So with this in mind, I am determined to learn how to read 'email headers', the information about the sender that is usually hidden and requires a certain amount of 'digging' to ferret out who really sent that email.
So using my trusty Google, I started to search for information. I used 'reading email headers' as my keywords and unearthed a virtual ton of information.
About.com told me what I already knew, your email to Aunt Gertie doesn't go directly from your computer to Aunt Gertie's computer. Depending on any number of facts, it may go halfway or all the way around the world from one server to another before it shows up in Aunt Gertie's inbox.
The University of Illinois at Chicago. This is pretty cool, tells you how to 'dig' and get those headers in a number of email clients. I found it interesting that it didn't tell how to find the headers in Outlook Express, which is probably the most used email program since it comes with Windows.
According to this site, the header at the top is the last one added. A good thing to know if you are trying to figure out where the email really came from. Take your time to read and study the information.
There are over 48 million sites listed in this search, probably a lot of them are not really what you want to see, but you get the picture, email headers are important and we need to learn how to read them! Now after all of this discourse about how to read email headers, I have found a really nifty little program called 'IPNetInfo'. You just bring up the headers, copy and paste into IPNetInfo and it does the work of reading those headers for you. In some cases it will even give you the email address of where to report spam! You can get IPNetInfo from Nirsoft.net.

▸ **GIVEN ENTRIES**:
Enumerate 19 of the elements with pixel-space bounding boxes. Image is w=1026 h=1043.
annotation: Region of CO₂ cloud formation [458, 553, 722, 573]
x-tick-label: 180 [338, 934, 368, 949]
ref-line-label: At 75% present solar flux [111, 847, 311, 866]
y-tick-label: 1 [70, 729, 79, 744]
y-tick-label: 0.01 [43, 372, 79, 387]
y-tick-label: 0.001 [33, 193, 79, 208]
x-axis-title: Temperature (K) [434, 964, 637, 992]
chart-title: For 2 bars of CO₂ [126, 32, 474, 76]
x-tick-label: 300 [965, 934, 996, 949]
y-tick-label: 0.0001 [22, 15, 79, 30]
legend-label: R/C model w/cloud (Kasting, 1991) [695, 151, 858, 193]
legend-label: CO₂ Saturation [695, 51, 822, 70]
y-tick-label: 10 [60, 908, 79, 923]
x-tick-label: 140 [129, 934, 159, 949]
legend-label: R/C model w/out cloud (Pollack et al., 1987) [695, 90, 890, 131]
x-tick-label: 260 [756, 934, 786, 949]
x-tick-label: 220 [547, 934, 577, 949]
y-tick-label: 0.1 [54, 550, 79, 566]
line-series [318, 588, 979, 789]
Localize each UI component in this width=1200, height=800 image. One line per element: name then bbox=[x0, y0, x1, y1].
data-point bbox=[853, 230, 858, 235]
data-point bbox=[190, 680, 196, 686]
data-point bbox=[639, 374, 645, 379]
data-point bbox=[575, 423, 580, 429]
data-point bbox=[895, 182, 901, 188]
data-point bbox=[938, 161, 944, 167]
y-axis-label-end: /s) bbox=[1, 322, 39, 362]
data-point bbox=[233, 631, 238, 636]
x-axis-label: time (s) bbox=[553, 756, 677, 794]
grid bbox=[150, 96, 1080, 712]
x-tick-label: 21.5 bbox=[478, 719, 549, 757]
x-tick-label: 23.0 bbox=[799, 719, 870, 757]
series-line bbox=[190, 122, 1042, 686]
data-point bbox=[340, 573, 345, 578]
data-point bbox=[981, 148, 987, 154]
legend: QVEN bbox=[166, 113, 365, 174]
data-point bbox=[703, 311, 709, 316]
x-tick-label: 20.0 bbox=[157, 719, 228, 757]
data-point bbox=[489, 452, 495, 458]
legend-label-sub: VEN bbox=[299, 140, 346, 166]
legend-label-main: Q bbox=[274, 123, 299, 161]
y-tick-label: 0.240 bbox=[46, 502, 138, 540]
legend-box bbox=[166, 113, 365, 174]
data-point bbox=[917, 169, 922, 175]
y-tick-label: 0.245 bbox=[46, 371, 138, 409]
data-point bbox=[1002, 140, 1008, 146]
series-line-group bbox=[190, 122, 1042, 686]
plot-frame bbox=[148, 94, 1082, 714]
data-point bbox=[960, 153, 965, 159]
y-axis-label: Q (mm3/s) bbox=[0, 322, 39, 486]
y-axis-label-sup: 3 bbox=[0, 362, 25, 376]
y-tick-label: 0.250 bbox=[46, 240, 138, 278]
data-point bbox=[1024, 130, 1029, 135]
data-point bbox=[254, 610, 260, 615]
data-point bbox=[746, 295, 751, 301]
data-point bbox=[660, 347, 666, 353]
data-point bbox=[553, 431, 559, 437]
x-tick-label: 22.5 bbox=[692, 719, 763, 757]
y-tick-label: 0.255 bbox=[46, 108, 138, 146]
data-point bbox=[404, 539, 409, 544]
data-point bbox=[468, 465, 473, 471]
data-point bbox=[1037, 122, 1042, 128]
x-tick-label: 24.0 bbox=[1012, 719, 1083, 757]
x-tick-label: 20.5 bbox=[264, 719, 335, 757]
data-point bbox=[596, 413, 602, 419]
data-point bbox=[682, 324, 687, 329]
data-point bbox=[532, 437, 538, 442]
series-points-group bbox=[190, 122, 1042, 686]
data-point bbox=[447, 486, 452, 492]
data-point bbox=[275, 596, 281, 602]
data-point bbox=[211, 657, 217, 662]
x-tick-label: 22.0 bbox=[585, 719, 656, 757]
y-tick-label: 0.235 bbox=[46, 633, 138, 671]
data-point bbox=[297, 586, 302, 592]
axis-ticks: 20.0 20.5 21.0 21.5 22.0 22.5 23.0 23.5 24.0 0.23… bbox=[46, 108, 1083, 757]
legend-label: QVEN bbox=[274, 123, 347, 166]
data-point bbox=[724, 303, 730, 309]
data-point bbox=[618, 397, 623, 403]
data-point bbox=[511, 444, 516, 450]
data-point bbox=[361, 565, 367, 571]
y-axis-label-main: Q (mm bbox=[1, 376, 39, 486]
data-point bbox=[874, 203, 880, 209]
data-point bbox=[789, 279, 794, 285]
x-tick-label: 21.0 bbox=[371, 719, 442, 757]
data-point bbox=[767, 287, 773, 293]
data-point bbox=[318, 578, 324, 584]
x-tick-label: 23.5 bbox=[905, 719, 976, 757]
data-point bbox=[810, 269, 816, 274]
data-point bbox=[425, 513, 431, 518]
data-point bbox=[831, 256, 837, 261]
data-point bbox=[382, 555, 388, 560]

▸ **BRIEF 1**: Rewrite the paragraph of the email headers post that begins "There are over 48 million sites" as a short bulleted list that keeps its main facts.
▸ **BRIEF 2**: Quote the email headers post word for word, everything from "About.com told me" down to "comes with Windows.".
▸ **BRIEF 3**: According to the email headers post, where can you get IPNetInfo?

▸ **EXERCISE RESPONSE 1**:
- The search turned up over 48 million sites. Many probably aren't useful, but they show that email headers are important and worth learning to read.
- A handy program called IPNetInfo reads the headers for you: bring up the headers, then copy and paste them into it.
- In some cases it even gives the email address for reporting spam.
- IPNetInfo is available from Nirsoft.net.

▸ **EXERCISE RESPONSE 2**:
About.com told me what I already knew, your email to Aunt Gertie doesn't go directly from your computer to Aunt Gertie's computer. Depending on any number of facts, it may go halfway or all the way around the world from one server to another before it shows up in Aunt Gertie's inbox.
The University of Illinois at Chicago. This is pretty cool, tells you how to 'dig' and get those headers in a number of email clients. I found it interesting that it didn't tell how to find the headers in Outlook Express, which is probably the most used email program since it comes with Windows.

▸ **EXERCISE RESPONSE 3**: From Nirsoft.net.